### STATED TASK
Restate every line of the material, word for word.

----------------------------------------

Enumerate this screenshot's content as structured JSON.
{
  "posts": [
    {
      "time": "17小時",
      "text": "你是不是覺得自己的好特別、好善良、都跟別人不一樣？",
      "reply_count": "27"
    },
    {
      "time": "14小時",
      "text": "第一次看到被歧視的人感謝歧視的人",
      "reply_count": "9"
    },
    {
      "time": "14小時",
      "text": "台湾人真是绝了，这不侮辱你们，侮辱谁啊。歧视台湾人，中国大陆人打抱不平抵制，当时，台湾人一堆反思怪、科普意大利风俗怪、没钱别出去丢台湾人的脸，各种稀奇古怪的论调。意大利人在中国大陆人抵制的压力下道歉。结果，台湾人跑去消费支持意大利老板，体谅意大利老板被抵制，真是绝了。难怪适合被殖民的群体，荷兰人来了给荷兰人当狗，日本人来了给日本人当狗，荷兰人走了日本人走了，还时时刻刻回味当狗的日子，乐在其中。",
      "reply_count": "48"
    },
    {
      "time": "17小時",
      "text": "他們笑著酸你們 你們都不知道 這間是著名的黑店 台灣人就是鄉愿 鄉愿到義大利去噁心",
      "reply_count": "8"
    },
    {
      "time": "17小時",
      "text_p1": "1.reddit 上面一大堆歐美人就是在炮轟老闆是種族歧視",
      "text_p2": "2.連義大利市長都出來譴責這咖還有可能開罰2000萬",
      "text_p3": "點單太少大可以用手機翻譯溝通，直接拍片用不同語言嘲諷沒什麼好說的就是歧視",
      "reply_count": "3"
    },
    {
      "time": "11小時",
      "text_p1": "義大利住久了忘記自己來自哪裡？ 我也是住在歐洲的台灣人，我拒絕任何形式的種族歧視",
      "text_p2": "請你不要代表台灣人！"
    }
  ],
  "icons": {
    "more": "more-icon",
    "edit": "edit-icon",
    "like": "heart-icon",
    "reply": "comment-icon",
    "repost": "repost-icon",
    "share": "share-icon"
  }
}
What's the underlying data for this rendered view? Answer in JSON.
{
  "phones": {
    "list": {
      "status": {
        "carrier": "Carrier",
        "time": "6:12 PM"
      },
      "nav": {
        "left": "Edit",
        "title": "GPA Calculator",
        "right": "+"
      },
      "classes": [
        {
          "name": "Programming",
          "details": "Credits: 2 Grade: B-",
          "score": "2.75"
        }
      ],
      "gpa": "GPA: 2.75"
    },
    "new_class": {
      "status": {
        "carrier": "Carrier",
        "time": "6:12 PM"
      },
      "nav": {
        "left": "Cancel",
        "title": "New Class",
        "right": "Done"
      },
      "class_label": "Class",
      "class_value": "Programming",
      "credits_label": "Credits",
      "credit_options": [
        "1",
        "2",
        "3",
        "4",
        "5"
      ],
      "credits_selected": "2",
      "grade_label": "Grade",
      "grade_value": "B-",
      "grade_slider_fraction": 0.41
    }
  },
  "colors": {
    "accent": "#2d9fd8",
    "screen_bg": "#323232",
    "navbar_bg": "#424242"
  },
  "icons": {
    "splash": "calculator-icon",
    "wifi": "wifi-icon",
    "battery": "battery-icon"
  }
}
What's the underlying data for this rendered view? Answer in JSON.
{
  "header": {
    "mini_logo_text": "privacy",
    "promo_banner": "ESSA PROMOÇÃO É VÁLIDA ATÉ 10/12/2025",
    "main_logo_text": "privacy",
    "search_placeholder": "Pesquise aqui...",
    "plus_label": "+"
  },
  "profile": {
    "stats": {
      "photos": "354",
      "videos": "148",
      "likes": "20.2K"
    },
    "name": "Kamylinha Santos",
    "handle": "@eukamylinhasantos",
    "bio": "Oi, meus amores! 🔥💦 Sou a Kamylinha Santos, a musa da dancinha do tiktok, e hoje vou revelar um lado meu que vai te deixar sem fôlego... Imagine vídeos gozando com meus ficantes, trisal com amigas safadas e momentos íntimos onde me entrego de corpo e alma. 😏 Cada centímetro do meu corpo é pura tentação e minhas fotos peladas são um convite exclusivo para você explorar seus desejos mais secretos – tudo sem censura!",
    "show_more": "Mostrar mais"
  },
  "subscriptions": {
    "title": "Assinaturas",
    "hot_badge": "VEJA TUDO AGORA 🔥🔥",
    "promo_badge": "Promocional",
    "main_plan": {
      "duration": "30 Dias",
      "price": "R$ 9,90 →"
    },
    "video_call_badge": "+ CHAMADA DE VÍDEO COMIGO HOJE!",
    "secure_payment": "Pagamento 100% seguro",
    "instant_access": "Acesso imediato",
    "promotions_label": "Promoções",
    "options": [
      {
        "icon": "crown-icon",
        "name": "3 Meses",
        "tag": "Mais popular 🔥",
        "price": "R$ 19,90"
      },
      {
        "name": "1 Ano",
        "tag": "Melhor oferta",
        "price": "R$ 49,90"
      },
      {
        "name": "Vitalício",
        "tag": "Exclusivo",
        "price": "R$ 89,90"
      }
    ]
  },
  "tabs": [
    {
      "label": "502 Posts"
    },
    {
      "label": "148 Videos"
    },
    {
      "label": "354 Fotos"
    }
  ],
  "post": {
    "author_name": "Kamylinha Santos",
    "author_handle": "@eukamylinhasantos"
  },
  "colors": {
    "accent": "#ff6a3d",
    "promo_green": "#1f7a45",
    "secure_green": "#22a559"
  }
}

----------------------------------------

### EXERCISE SOLUTION
Enumerate this screenshot's content as structured JSON.
{
  "posts": [
    {
      "time": "17小時",
      "text": "你是不是覺得自己的好特別、好善良、都跟別人不一樣？",
      "reply_count": "27"
    },
    {
      "time": "14小時",
      "text": "第一次看到被歧視的人感謝歧視的人",
      "reply_count": "9"
    },
    {
      "time": "14小時",
      "text": "台湾人真是绝了，这不侮辱你们，侮辱谁啊。歧视台湾人，中国大陆人打抱不平抵制，当时，台湾人一堆反思怪、科普意大利风俗怪、没钱别出去丢台湾人的脸，各种稀奇古怪的论调。意大利人在中国大陆人抵制的压力下道歉。结果，台湾人跑去消费支持意大利老板，体谅意大利老板被抵制，真是绝了。难怪适合被殖民的群体，荷兰人来了给荷兰人当狗，日本人来了给日本人当狗，荷兰人走了日本人走了，还时时刻刻回味当狗的日子，乐在其中。",
      "reply_count": "48"
    },
    {
      "time": "17小時",
      "text": "他們笑著酸你們 你們都不知道 這間是著名的黑店 台灣人就是鄉愿 鄉愿到義大利去噁心",
      "reply_count": "8"
    },
    {
      "time": "17小時",
      "text_p1": "1.reddit 上面一大堆歐美人就是在炮轟老闆是種族歧視",
      "text_p2": "2.連義大利市長都出來譴責這咖還有可能開罰2000萬",
      "text_p3": "點單太少大可以用手機翻譯溝通，直接拍片用不同語言嘲諷沒什麼好說的就是歧視",
      "reply_count": "3"
    },
    {
      "time": "11小時",
      "text_p1": "義大利住久了忘記自己來自哪裡？ 我也是住在歐洲的台灣人，我拒絕任何形式的種族歧視",
      "text_p2": "請你不要代表台灣人！"
    }
  ],
  "icons": {
    "more": "more-icon",
    "edit": "edit-icon",
    "like": "heart-icon",
    "reply": "comment-icon",
    "repost": "repost-icon",
    "share": "share-icon"
  }
}
What's the underlying data for this rendered view? Answer in JSON.
{
  "phones": {
    "list": {
      "status": {
        "carrier": "Carrier",
        "time": "6:12 PM"
      },
      "nav": {
        "left": "Edit",
        "title": "GPA Calculator",
        "right": "+"
      },
      "classes": [
        {
          "name": "Programming",
          "details": "Credits: 2 Grade: B-",
          "score": "2.75"
        }
      ],
      "gpa": "GPA: 2.75"
    },
    "new_class": {
      "status": {
        "carrier": "Carrier",
        "time": "6:12 PM"
      },
      "nav": {
        "left": "Cancel",
        "title": "New Class",
        "right": "Done"
      },
      "class_label": "Class",
      "class_value": "Programming",
      "credits_label": "Credits",
      "credit_options": [
        "1",
        "2",
        "3",
        "4",
        "5"
      ],
      "credits_selected": "2",
      "grade_label": "Grade",
      "grade_value": "B-",
      "grade_slider_fraction": 0.41
    }
  },
  "colors": {
    "accent": "#2d9fd8",
    "screen_bg": "#323232",
    "navbar_bg": "#424242"
  },
  "icons": {
    "splash": "calculator-icon",
    "wifi": "wifi-icon",
    "battery": "battery-icon"
  }
}
What's the underlying data for this rendered view? Answer in JSON.
{
  "header": {
    "mini_logo_text": "privacy",
    "promo_banner": "ESSA PROMOÇÃO É VÁLIDA ATÉ 10/12/2025",
    "main_logo_text": "privacy",
    "search_placeholder": "Pesquise aqui...",
    "plus_label": "+"
  },
  "profile": {
    "stats": {
      "photos": "354",
      "videos": "148",
      "likes": "20.2K"
    },
    "name": "Kamylinha Santos",
    "handle": "@eukamylinhasantos",
    "bio": "Oi, meus amores! 🔥💦 Sou a Kamylinha Santos, a musa da dancinha do tiktok, e hoje vou revelar um lado meu que vai te deixar sem fôlego... Imagine vídeos gozando com meus ficantes, trisal com amigas safadas e momentos íntimos onde me entrego de corpo e alma. 😏 Cada centímetro do meu corpo é pura tentação e minhas fotos peladas são um convite exclusivo para você explorar seus desejos mais secretos – tudo sem censura!",
    "show_more": "Mostrar mais"
  },
  "subscriptions": {
    "title": "Assinaturas",
    "hot_badge": "VEJA TUDO AGORA 🔥🔥",
    "promo_badge": "Promocional",
    "main_plan": {
      "duration": "30 Dias",
      "price": "R$ 9,90 →"
    },
    "video_call_badge": "+ CHAMADA DE VÍDEO COMIGO HOJE!",
    "secure_payment": "Pagamento 100% seguro",
    "instant_access": "Acesso imediato",
    "promotions_label": "Promoções",
    "options": [
      {
        "icon": "crown-icon",
        "name": "3 Meses",
        "tag": "Mais popular 🔥",
        "price": "R$ 19,90"
      },
      {
        "name": "1 Ano",
        "tag": "Melhor oferta",
        "price": "R$ 49,90"
      },
      {
        "name": "Vitalício",
        "tag": "Exclusivo",
        "price": "R$ 89,90"
      }
    ]
  },
  "tabs": [
    {
      "label": "502 Posts"
    },
    {
      "label": "148 Videos"
    },
    {
      "label": "354 Fotos"
    }
  ],
  "post": {
    "author_name": "Kamylinha Santos",
    "author_handle": "@eukamylinhasantos"
  },
  "colors": {
    "accent": "#ff6a3d",
    "promo_green": "#1f7a45",
    "secure_green": "#22a559"
  }
}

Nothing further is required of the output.